- THE EXERCISE: Leave out the pictures and return every entry exactly as it appears.

[Begin]

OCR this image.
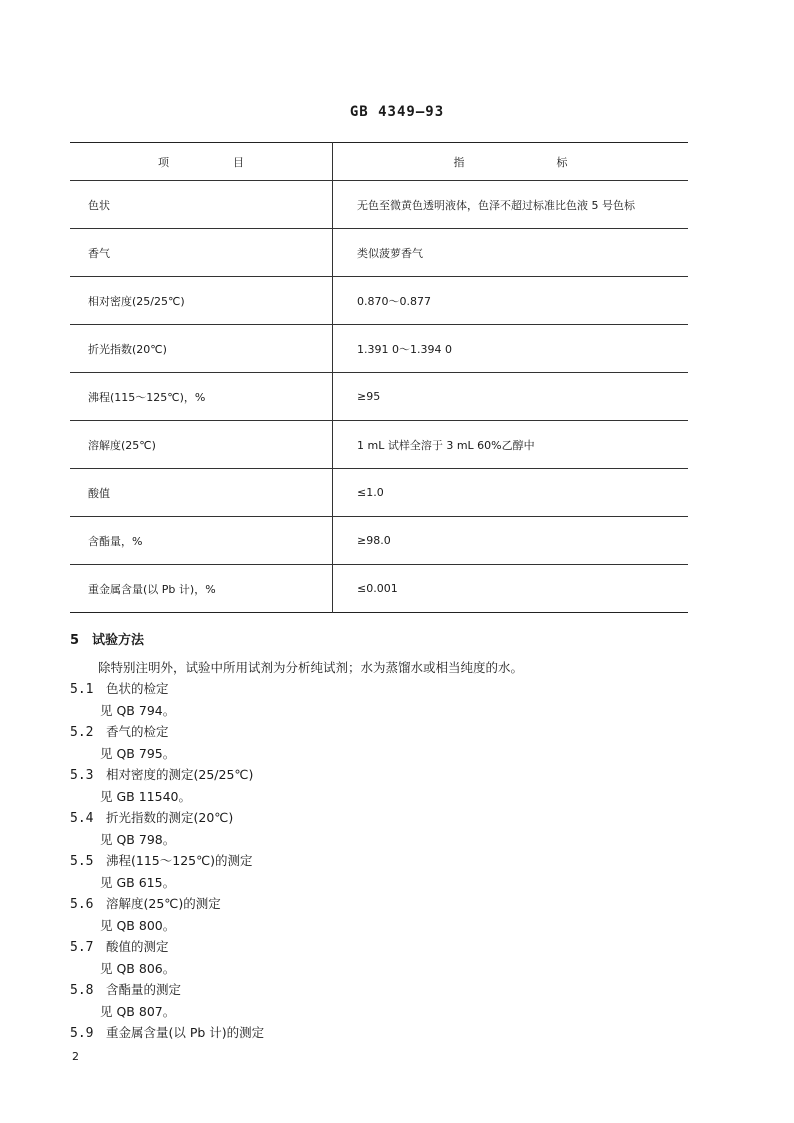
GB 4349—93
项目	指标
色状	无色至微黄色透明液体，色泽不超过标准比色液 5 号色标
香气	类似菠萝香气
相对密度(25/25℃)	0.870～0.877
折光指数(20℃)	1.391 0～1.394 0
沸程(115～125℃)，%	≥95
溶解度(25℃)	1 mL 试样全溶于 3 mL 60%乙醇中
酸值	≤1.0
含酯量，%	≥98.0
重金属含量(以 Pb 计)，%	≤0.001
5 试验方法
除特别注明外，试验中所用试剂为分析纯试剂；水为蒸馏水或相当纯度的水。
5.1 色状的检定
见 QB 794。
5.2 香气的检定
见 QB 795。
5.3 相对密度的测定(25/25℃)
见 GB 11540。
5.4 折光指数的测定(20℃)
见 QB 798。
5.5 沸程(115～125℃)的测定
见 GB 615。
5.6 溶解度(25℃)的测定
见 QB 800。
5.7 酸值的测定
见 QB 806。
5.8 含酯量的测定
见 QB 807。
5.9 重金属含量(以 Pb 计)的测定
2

[End]

- COMPLETE OUTPUT:
OCR this image.
GB 4349—93
项目	指标
色状	无色至微黄色透明液体，色泽不超过标准比色液 5 号色标
香气	类似菠萝香气
相对密度(25/25℃)	0.870～0.877
折光指数(20℃)	1.391 0～1.394 0
沸程(115～125℃)，%	≥95
溶解度(25℃)	1 mL 试样全溶于 3 mL 60%乙醇中
酸值	≤1.0
含酯量，%	≥98.0
重金属含量(以 Pb 计)，%	≤0.001
5 试验方法
除特别注明外，试验中所用试剂为分析纯试剂；水为蒸馏水或相当纯度的水。
5.1 色状的检定
见 QB 794。
5.2 香气的检定
见 QB 795。
5.3 相对密度的测定(25/25℃)
见 GB 11540。
5.4 折光指数的测定(20℃)
见 QB 798。
5.5 沸程(115～125℃)的测定
见 GB 615。
5.6 溶解度(25℃)的测定
见 QB 800。
5.7 酸值的测定
见 QB 806。
5.8 含酯量的测定
见 QB 807。
5.9 重金属含量(以 Pb 计)的测定
2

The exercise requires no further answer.